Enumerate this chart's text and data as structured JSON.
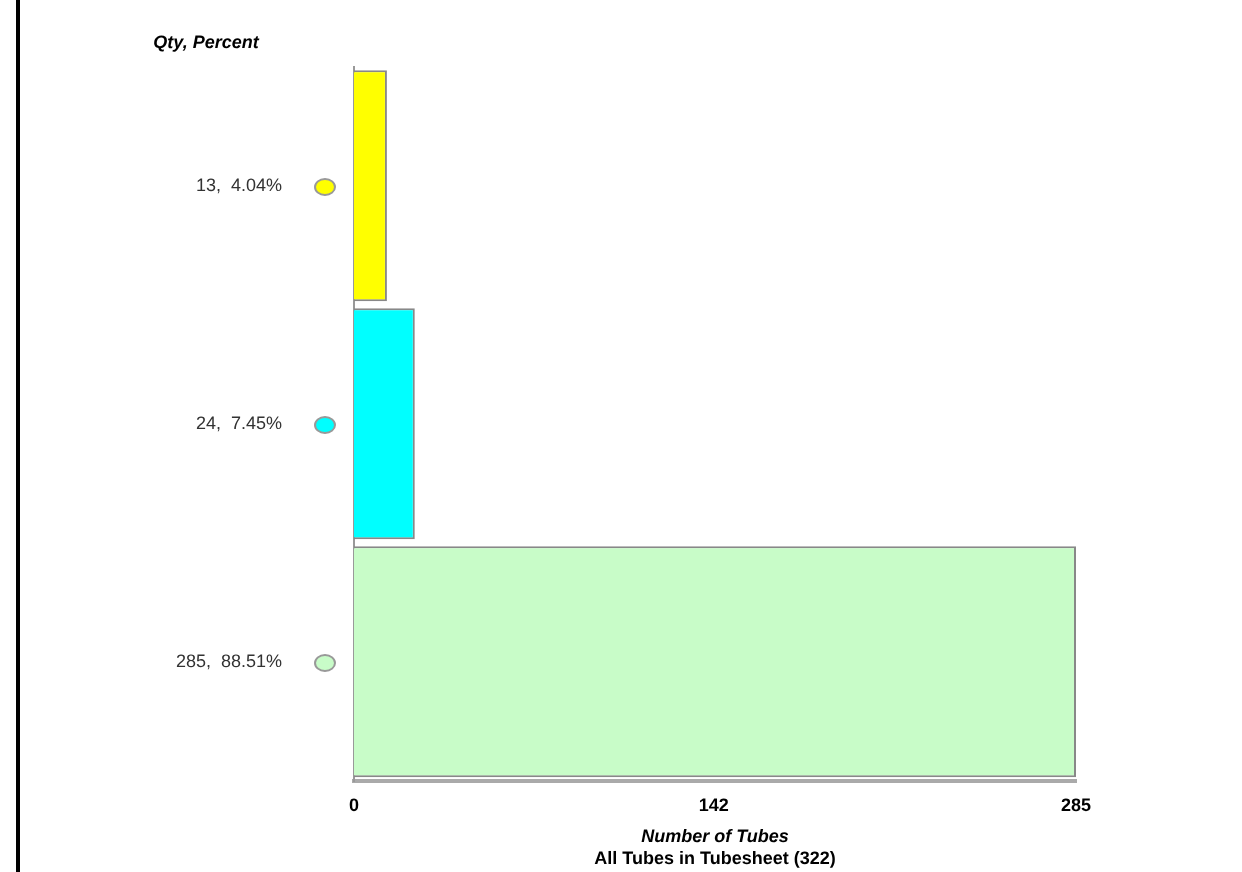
{
  "chart_data": {
    "type": "bar",
    "orientation": "horizontal",
    "ylabel": "Qty, Percent",
    "xlabel": "Number of Tubes",
    "annotations": [
      "All Tubes in Tubesheet (322)"
    ],
    "categories": [
      "13,  4.04%",
      "24,  7.45%",
      "285,  88.51%"
    ],
    "values": [
      13,
      24,
      285
    ],
    "colors": [
      "#ffff00",
      "#00ffff",
      "#c8fcc8"
    ],
    "xlim": [
      0,
      285
    ],
    "xticks": [
      0,
      142,
      285
    ],
    "grid": false,
    "legend": false
  }
}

____

■ EXERCISE GOAL:
Gather and return every line that holds the string "Tubes".

■ RESPONSE:
    "xlabel": "Number of Tubes",
      "All Tubes in Tubesheet (322)"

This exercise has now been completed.